- **JOB**: Whenever a line contains the string "folder", copy it out of the entries.

- **RECORDS**:
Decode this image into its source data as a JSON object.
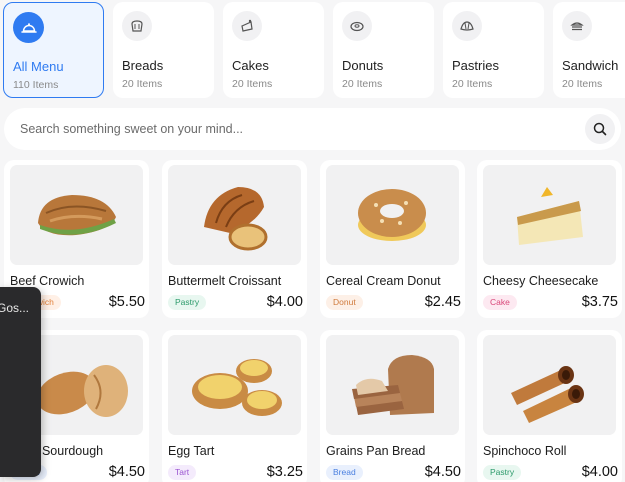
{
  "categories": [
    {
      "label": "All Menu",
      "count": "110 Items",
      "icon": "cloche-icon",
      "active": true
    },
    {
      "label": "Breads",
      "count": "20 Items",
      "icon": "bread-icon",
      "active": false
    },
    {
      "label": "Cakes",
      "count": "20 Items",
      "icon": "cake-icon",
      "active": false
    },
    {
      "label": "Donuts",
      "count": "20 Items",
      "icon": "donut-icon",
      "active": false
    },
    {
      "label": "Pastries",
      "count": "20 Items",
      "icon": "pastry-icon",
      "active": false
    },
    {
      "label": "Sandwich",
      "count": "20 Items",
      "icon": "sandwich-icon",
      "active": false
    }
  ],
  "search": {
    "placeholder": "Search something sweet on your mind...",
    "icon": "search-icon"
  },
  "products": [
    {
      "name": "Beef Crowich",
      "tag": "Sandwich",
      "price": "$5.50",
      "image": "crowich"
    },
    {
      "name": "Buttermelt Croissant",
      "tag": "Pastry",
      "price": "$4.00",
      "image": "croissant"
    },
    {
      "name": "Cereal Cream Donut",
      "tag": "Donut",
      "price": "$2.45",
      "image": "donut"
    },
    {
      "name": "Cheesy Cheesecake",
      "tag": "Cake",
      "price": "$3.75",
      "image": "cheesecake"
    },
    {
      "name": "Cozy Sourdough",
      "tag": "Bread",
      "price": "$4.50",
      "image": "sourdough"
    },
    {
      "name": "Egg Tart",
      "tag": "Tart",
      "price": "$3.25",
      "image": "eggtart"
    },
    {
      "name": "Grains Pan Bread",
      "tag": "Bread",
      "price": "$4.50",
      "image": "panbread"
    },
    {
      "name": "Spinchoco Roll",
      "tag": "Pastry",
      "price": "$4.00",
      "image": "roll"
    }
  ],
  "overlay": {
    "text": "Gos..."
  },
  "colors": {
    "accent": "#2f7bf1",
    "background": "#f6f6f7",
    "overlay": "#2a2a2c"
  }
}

==

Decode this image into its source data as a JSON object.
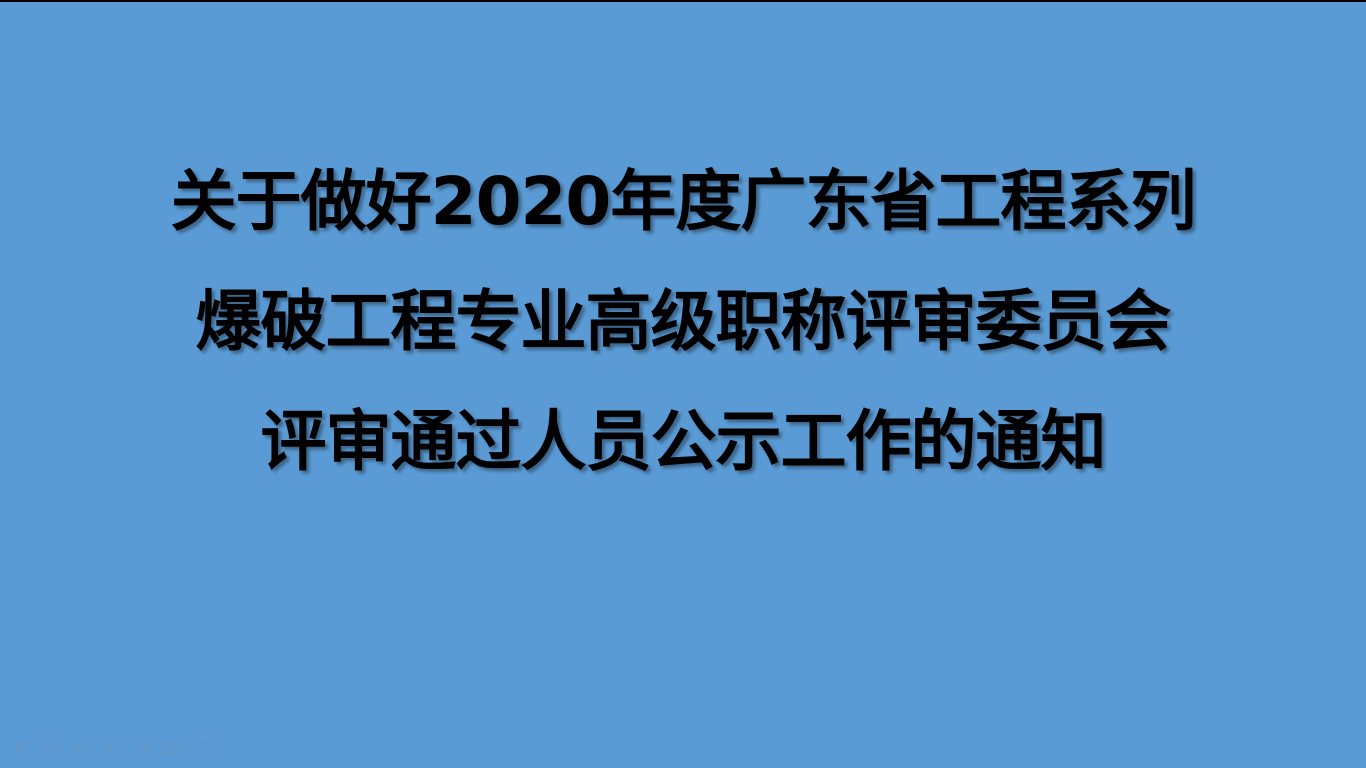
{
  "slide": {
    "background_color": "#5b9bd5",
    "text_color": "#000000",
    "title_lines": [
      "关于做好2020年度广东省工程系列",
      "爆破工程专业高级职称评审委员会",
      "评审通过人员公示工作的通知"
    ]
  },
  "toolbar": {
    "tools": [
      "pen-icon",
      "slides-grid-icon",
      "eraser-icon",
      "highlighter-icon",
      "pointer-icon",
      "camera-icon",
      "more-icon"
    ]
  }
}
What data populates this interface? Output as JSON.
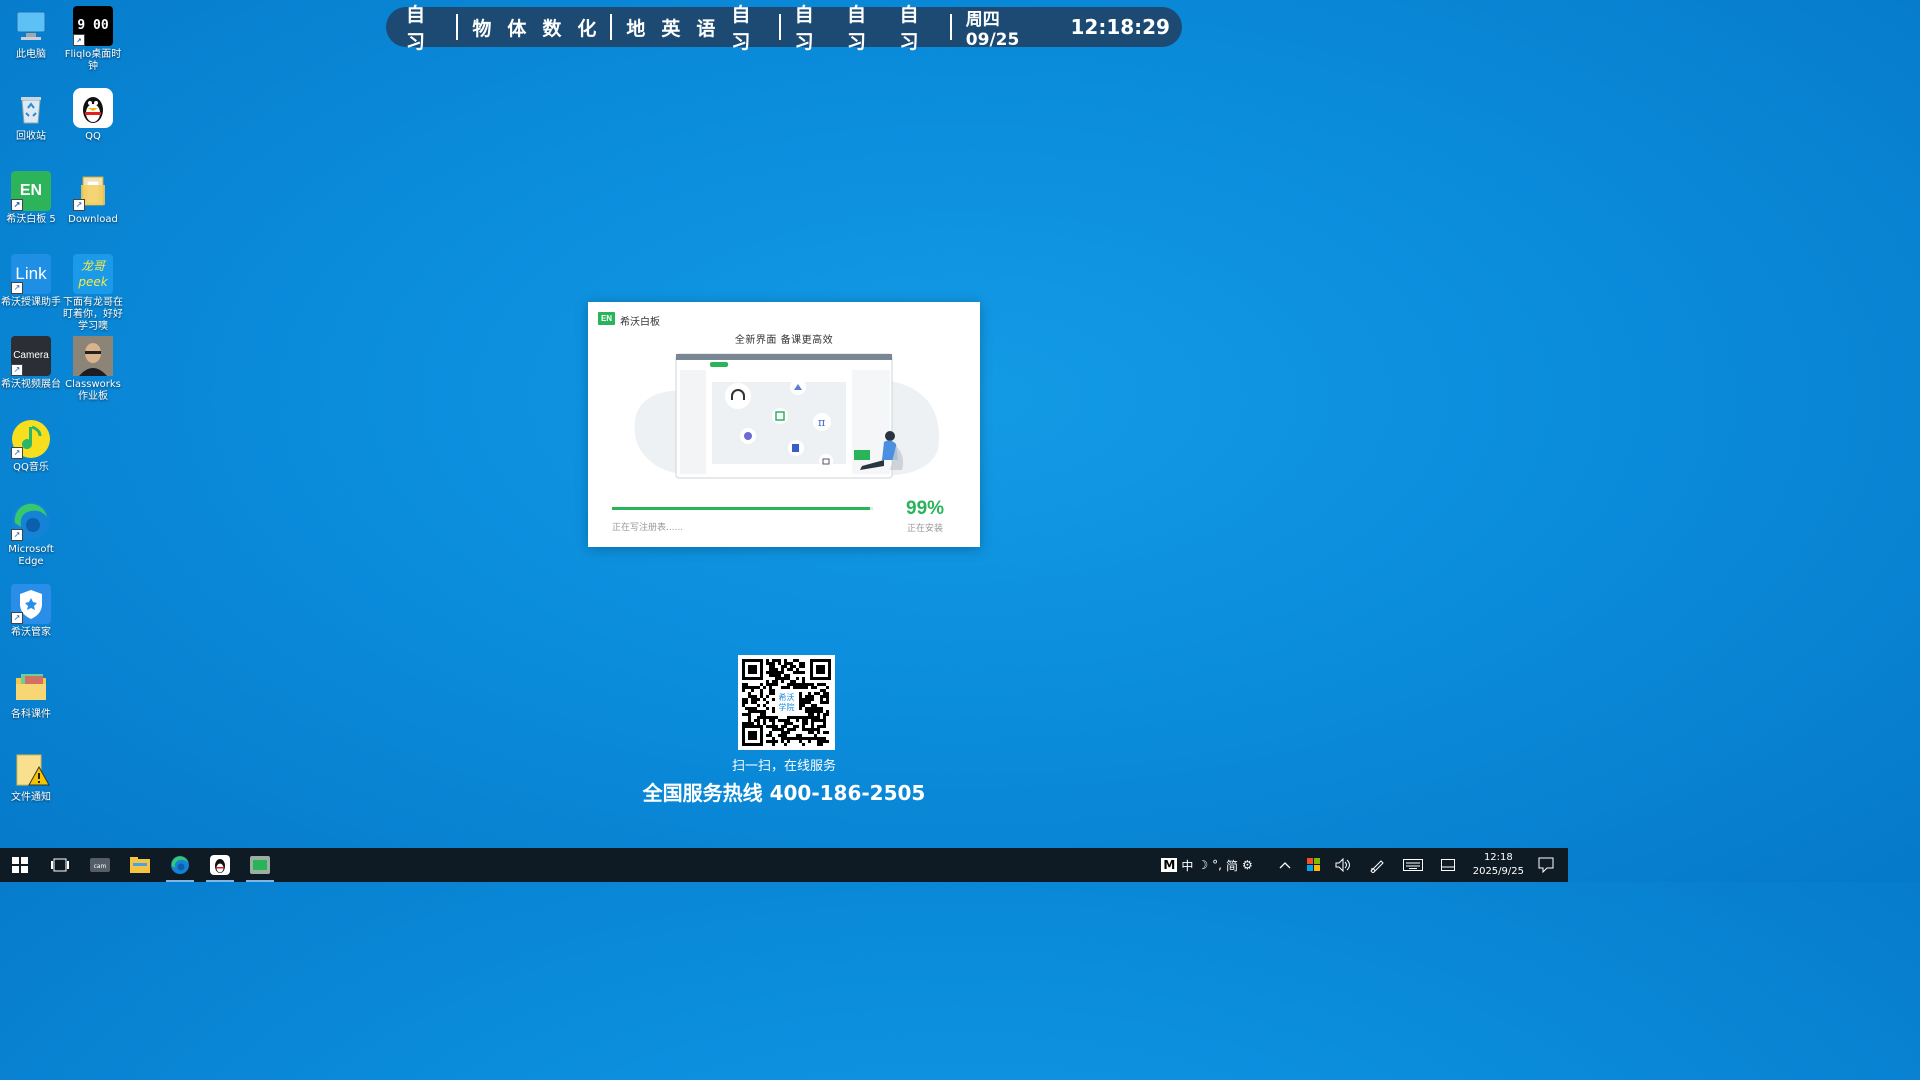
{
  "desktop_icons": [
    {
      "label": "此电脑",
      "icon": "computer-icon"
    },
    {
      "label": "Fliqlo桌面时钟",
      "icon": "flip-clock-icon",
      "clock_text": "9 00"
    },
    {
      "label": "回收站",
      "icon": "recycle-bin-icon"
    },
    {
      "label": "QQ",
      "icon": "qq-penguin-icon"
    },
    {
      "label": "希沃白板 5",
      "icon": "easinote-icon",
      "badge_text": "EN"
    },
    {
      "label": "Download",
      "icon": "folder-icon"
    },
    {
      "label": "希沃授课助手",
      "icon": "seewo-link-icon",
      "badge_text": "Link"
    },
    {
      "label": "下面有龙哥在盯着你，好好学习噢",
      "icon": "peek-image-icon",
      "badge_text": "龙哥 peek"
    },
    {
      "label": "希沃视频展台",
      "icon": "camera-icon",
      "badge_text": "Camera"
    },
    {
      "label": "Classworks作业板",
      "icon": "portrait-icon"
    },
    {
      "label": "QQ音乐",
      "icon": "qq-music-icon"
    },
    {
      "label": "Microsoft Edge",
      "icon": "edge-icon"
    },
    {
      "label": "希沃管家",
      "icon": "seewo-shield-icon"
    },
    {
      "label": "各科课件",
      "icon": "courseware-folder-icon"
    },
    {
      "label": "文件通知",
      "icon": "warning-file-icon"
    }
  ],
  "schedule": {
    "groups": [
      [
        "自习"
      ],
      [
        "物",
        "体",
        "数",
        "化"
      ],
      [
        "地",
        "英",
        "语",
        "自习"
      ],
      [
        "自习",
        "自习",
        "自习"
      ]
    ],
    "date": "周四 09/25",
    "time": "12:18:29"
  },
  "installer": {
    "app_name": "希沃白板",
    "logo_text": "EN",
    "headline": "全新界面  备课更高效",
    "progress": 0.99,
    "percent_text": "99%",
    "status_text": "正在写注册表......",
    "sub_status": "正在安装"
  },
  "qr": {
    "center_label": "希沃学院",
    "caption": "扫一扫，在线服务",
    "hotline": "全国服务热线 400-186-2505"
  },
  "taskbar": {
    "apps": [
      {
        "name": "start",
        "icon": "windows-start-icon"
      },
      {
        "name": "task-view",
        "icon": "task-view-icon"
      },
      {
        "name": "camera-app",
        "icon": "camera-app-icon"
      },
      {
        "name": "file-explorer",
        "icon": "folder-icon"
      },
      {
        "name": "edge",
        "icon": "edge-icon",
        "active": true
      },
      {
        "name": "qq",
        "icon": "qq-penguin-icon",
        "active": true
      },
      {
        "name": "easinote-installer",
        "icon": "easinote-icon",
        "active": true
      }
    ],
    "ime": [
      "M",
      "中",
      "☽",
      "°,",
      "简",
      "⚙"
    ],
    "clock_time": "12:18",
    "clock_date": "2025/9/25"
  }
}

- **RESULT**:
      "icon": "folder-icon"
      "icon": "courseware-folder-icon"
        "icon": "folder-icon"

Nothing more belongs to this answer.